#### Dataset items
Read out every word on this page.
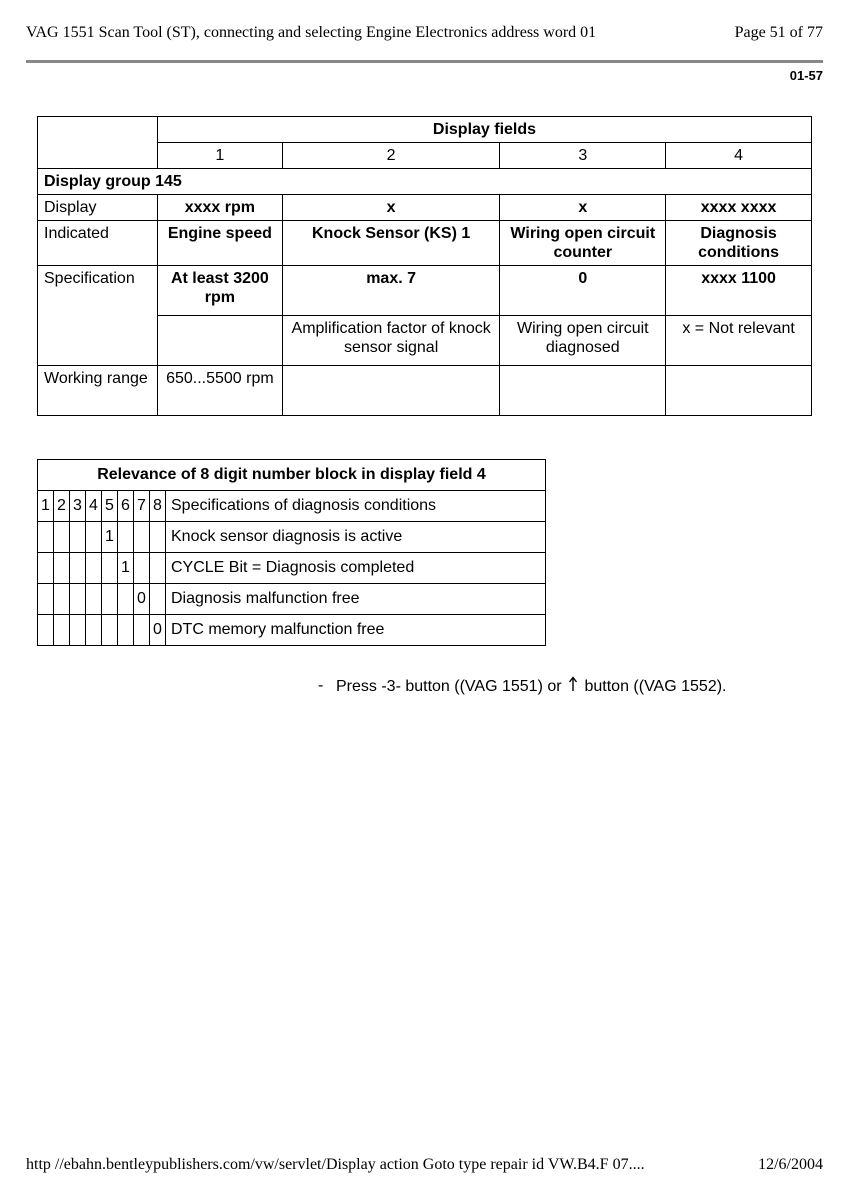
VAG 1551 Scan Tool (ST), connecting and selecting Engine Electronics address word 01	Page 51 of 77
01-57
	Display fields			
	1	2	3	4
Display group 145				
Display	xxxx rpm	x	x	xxxx xxxx
Indicated	Engine speed	Knock Sensor (KS) 1	Wiring open circuit counter	Diagnosis conditions
Specification	At least 3200 rpm	max. 7	0	xxxx 1100
		Amplification factor of knock sensor signal	Wiring open circuit diagnosed	x = Not relevant
Working range	650...5500 rpm			
Relevance of 8 digit number block in display field 4								
1	2	3	4	5	6	7	8	Specifications of diagnosis conditions
				1				Knock sensor diagnosis is active
					1			CYCLE Bit = Diagnosis completed
						0		Diagnosis malfunction free
							0	DTC memory malfunction free
- Press -3- button ((VAG 1551) or button ((VAG 1552).
http //ebahn.bentleypublishers.com/vw/servlet/Display action Goto type repair id VW.B4.F 07....	12/6/2004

#### What this task involves
All entries must be written out again exactly as given, with no pictures in the copy.

#### Solution to the exercise
Read out every word on this page.
VAG 1551 Scan Tool (ST), connecting and selecting Engine Electronics address word 01	Page 51 of 77
01-57
	Display fields			
	1	2	3	4
Display group 145				
Display	xxxx rpm	x	x	xxxx xxxx
Indicated	Engine speed	Knock Sensor (KS) 1	Wiring open circuit counter	Diagnosis conditions
Specification	At least 3200 rpm	max. 7	0	xxxx 1100
		Amplification factor of knock sensor signal	Wiring open circuit diagnosed	x = Not relevant
Working range	650...5500 rpm			
Relevance of 8 digit number block in display field 4								
1	2	3	4	5	6	7	8	Specifications of diagnosis conditions
				1				Knock sensor diagnosis is active
					1			CYCLE Bit = Diagnosis completed
						0		Diagnosis malfunction free
							0	DTC memory malfunction free
- Press -3- button ((VAG 1551) or button ((VAG 1552).
http //ebahn.bentleypublishers.com/vw/servlet/Display action Goto type repair id VW.B4.F 07....	12/6/2004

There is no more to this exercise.